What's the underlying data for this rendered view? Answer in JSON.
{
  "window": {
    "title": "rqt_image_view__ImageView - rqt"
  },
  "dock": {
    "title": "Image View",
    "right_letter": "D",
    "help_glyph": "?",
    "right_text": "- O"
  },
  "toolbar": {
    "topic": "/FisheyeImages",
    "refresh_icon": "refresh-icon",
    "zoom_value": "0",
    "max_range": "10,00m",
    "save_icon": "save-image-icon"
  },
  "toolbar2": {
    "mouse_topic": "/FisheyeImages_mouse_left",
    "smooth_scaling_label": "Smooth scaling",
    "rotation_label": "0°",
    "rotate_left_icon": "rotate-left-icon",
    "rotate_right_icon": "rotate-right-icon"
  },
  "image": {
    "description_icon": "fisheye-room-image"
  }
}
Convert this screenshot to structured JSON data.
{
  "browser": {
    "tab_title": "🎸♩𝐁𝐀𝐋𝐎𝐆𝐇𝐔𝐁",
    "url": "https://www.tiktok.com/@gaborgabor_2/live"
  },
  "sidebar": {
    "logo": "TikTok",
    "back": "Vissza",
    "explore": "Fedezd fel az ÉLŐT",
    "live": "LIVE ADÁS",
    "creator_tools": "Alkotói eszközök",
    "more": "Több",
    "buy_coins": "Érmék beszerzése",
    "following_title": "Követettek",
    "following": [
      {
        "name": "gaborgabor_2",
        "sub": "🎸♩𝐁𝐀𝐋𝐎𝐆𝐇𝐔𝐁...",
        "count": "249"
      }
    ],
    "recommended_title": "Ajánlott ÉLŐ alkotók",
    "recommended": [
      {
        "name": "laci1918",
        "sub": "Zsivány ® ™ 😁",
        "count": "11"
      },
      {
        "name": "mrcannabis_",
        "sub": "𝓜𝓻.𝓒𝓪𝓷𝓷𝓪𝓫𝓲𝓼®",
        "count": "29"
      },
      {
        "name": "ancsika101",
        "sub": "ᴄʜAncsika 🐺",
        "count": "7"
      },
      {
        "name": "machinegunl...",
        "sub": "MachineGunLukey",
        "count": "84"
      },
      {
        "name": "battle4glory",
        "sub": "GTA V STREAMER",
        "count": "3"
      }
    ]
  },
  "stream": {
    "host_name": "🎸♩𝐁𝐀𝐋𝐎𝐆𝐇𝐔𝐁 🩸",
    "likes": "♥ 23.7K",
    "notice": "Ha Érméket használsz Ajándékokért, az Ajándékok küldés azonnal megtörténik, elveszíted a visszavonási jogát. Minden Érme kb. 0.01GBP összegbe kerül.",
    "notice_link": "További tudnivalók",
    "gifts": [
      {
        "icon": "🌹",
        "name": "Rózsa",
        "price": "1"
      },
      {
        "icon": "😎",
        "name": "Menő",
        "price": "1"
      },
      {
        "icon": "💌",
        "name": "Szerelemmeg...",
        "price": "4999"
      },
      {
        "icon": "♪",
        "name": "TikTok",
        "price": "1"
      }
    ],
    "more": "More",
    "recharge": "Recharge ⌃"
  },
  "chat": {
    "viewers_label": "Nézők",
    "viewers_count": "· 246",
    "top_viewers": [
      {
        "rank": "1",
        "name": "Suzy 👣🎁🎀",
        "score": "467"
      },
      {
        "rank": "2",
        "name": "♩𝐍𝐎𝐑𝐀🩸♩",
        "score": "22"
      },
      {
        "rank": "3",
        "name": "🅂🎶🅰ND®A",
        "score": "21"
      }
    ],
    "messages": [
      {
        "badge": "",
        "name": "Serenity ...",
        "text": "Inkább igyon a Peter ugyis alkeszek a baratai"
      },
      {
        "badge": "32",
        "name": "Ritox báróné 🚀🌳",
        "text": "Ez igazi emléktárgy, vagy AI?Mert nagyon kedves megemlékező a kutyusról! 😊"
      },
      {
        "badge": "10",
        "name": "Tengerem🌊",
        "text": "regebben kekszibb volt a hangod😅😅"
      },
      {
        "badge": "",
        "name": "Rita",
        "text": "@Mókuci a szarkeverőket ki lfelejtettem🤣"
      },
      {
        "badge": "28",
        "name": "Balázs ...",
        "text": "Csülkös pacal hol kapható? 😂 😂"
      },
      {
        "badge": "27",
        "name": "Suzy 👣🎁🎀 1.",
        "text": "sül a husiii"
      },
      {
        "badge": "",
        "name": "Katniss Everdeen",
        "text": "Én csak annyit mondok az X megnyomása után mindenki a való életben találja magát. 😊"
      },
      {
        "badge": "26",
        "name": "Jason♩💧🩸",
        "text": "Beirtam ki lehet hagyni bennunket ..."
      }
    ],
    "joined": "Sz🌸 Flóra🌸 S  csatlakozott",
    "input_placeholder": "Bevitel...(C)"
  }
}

---------------

BRIEF: Choose all lines containing the string "data" and copy them out.

SOLUTION TO THIS PROBLEM:
What's the underlying data for this rendered view? Answer in JSON.
Convert this screenshot to structured JSON data.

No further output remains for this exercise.